◆ The request
Some lines of these records may hold the word "anlvdt"; state how many, using only the number.

◆ Data supplied
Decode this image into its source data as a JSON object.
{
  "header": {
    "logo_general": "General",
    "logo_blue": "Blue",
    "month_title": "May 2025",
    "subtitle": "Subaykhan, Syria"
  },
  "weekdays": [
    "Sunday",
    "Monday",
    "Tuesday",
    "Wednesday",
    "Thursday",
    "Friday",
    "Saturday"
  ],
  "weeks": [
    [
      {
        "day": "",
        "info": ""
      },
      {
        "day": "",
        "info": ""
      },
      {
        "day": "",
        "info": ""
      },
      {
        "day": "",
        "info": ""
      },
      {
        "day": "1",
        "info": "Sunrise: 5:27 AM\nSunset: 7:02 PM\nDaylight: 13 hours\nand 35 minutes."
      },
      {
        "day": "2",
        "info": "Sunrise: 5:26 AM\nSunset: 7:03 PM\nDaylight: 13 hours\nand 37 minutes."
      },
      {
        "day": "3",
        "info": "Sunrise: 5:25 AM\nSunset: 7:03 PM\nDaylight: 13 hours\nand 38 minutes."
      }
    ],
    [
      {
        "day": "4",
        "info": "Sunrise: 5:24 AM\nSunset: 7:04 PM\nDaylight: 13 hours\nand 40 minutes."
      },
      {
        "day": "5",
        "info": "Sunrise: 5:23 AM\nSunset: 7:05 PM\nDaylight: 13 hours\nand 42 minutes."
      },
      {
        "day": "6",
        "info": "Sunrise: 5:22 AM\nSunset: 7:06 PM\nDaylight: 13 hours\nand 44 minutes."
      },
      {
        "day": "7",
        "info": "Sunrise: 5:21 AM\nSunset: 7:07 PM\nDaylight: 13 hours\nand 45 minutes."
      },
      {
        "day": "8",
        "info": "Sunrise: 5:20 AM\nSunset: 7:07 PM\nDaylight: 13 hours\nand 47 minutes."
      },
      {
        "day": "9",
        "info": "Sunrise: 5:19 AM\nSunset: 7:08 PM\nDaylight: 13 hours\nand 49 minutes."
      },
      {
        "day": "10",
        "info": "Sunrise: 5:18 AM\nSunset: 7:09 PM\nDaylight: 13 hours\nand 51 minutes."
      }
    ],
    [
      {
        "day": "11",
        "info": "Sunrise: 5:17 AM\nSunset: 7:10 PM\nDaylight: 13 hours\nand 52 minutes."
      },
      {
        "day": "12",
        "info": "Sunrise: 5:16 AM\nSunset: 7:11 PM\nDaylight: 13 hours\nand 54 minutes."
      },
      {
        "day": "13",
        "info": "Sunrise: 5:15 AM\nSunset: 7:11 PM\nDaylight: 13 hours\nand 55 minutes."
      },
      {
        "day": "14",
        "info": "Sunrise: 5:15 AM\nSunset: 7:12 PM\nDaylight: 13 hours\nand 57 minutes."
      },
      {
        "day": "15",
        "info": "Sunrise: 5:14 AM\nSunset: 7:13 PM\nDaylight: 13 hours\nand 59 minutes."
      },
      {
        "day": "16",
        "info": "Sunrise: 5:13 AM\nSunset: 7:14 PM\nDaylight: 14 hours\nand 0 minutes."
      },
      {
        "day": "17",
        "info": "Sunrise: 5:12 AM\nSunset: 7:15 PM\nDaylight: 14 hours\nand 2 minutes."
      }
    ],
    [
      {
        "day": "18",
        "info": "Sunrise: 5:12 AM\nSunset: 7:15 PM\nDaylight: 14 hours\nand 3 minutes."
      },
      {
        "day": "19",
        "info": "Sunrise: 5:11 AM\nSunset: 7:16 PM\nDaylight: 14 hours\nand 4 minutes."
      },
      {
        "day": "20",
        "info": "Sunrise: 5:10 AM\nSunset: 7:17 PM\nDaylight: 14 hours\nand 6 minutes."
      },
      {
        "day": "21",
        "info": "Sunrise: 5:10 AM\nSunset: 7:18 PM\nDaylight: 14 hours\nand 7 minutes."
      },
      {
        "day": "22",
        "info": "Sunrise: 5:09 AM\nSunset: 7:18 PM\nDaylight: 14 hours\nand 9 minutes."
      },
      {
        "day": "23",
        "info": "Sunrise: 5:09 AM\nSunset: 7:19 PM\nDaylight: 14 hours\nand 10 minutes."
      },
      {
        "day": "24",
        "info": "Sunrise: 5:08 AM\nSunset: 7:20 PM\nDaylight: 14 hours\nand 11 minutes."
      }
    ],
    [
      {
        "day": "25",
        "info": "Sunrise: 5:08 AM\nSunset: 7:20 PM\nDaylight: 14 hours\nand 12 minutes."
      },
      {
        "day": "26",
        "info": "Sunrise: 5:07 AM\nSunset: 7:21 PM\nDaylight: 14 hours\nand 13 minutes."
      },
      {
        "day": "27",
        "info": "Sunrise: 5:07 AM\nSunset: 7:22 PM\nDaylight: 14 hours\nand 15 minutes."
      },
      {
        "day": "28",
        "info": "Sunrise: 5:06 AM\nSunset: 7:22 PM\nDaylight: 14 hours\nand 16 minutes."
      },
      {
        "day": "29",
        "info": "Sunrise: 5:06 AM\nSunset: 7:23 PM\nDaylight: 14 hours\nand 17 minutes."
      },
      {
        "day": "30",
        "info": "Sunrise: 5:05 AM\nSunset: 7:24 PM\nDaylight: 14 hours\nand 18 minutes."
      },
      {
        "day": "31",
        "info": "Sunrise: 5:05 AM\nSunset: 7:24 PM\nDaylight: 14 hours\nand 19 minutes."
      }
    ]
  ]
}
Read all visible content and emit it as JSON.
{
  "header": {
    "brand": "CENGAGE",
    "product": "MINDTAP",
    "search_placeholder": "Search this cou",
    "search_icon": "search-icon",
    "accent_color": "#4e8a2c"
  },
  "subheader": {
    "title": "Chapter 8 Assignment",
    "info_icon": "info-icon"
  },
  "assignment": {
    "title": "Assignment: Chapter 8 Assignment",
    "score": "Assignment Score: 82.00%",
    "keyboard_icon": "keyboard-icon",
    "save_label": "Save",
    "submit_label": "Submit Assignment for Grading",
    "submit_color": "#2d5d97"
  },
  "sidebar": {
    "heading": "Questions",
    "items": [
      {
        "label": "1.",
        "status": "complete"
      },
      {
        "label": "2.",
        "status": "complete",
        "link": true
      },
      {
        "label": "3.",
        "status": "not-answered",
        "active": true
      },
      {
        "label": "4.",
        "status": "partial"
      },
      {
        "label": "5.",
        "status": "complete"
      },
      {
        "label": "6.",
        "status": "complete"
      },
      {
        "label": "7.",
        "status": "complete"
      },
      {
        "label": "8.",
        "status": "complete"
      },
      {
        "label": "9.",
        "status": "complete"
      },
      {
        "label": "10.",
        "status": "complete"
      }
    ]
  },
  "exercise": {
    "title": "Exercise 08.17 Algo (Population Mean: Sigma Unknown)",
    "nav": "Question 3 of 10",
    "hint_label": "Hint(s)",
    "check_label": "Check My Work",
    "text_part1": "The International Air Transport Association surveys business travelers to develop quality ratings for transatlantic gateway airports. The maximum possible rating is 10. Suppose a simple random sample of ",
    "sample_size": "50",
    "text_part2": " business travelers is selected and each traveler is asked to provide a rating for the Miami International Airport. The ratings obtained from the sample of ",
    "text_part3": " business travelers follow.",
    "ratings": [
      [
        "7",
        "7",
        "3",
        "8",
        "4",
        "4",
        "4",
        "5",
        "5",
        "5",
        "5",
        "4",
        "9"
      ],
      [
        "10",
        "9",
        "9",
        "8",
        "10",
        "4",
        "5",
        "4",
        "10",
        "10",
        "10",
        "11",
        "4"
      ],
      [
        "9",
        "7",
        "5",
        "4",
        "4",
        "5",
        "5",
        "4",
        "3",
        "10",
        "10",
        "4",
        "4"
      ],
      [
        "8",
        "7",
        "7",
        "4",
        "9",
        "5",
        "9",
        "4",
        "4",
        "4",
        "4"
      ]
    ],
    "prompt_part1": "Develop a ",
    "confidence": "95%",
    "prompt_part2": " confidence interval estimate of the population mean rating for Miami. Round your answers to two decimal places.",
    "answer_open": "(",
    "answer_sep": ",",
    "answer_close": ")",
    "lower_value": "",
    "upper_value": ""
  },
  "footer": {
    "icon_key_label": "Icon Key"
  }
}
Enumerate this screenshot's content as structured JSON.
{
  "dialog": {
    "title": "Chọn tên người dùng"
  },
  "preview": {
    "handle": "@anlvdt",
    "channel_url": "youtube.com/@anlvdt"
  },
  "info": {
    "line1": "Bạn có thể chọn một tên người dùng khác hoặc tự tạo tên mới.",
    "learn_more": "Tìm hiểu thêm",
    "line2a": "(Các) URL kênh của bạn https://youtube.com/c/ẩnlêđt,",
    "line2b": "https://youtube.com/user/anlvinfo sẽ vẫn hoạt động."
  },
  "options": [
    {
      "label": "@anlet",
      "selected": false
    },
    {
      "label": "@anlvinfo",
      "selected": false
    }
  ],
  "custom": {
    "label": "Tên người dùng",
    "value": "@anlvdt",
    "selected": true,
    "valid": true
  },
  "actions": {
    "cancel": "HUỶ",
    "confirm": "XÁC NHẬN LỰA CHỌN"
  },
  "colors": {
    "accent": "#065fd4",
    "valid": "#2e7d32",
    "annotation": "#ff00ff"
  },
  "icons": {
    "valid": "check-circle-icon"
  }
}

◆ Completed task
3